#### [What is being asked]
Quote the whole listing word for word, please.

#### [Material provided]

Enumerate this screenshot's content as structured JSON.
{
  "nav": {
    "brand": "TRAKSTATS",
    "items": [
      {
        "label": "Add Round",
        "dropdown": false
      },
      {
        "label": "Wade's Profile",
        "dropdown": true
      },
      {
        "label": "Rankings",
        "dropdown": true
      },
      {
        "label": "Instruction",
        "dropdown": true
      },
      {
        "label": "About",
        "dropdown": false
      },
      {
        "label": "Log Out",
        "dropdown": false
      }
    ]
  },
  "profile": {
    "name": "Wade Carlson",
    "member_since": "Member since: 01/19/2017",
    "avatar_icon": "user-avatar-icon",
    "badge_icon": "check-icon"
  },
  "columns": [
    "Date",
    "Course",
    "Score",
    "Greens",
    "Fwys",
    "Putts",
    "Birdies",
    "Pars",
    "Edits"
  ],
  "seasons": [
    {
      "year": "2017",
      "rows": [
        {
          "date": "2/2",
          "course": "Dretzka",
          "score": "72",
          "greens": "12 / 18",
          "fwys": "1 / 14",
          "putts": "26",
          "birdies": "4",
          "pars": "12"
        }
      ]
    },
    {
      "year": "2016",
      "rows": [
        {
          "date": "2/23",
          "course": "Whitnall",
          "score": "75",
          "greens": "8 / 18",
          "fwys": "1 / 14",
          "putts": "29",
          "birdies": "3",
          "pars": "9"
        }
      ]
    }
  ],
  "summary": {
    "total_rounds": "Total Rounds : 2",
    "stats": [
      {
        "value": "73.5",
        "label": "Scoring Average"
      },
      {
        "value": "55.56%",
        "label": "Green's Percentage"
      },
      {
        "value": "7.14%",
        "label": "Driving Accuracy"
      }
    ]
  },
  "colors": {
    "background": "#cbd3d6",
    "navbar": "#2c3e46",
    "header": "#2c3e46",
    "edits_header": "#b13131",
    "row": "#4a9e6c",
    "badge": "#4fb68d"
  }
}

#### [Exercise output]
Enumerate this screenshot's content as structured JSON.
{
  "nav": {
    "brand": "TRAKSTATS",
    "items": [
      {
        "label": "Add Round",
        "dropdown": false
      },
      {
        "label": "Wade's Profile",
        "dropdown": true
      },
      {
        "label": "Rankings",
        "dropdown": true
      },
      {
        "label": "Instruction",
        "dropdown": true
      },
      {
        "label": "About",
        "dropdown": false
      },
      {
        "label": "Log Out",
        "dropdown": false
      }
    ]
  },
  "profile": {
    "name": "Wade Carlson",
    "member_since": "Member since: 01/19/2017",
    "avatar_icon": "user-avatar-icon",
    "badge_icon": "check-icon"
  },
  "columns": [
    "Date",
    "Course",
    "Score",
    "Greens",
    "Fwys",
    "Putts",
    "Birdies",
    "Pars",
    "Edits"
  ],
  "seasons": [
    {
      "year": "2017",
      "rows": [
        {
          "date": "2/2",
          "course": "Dretzka",
          "score": "72",
          "greens": "12 / 18",
          "fwys": "1 / 14",
          "putts": "26",
          "birdies": "4",
          "pars": "12"
        }
      ]
    },
    {
      "year": "2016",
      "rows": [
        {
          "date": "2/23",
          "course": "Whitnall",
          "score": "75",
          "greens": "8 / 18",
          "fwys": "1 / 14",
          "putts": "29",
          "birdies": "3",
          "pars": "9"
        }
      ]
    }
  ],
  "summary": {
    "total_rounds": "Total Rounds : 2",
    "stats": [
      {
        "value": "73.5",
        "label": "Scoring Average"
      },
      {
        "value": "55.56%",
        "label": "Green's Percentage"
      },
      {
        "value": "7.14%",
        "label": "Driving Accuracy"
      }
    ]
  },
  "colors": {
    "background": "#cbd3d6",
    "navbar": "#2c3e46",
    "header": "#2c3e46",
    "edits_header": "#b13131",
    "row": "#4a9e6c",
    "badge": "#4fb68d"
  }
}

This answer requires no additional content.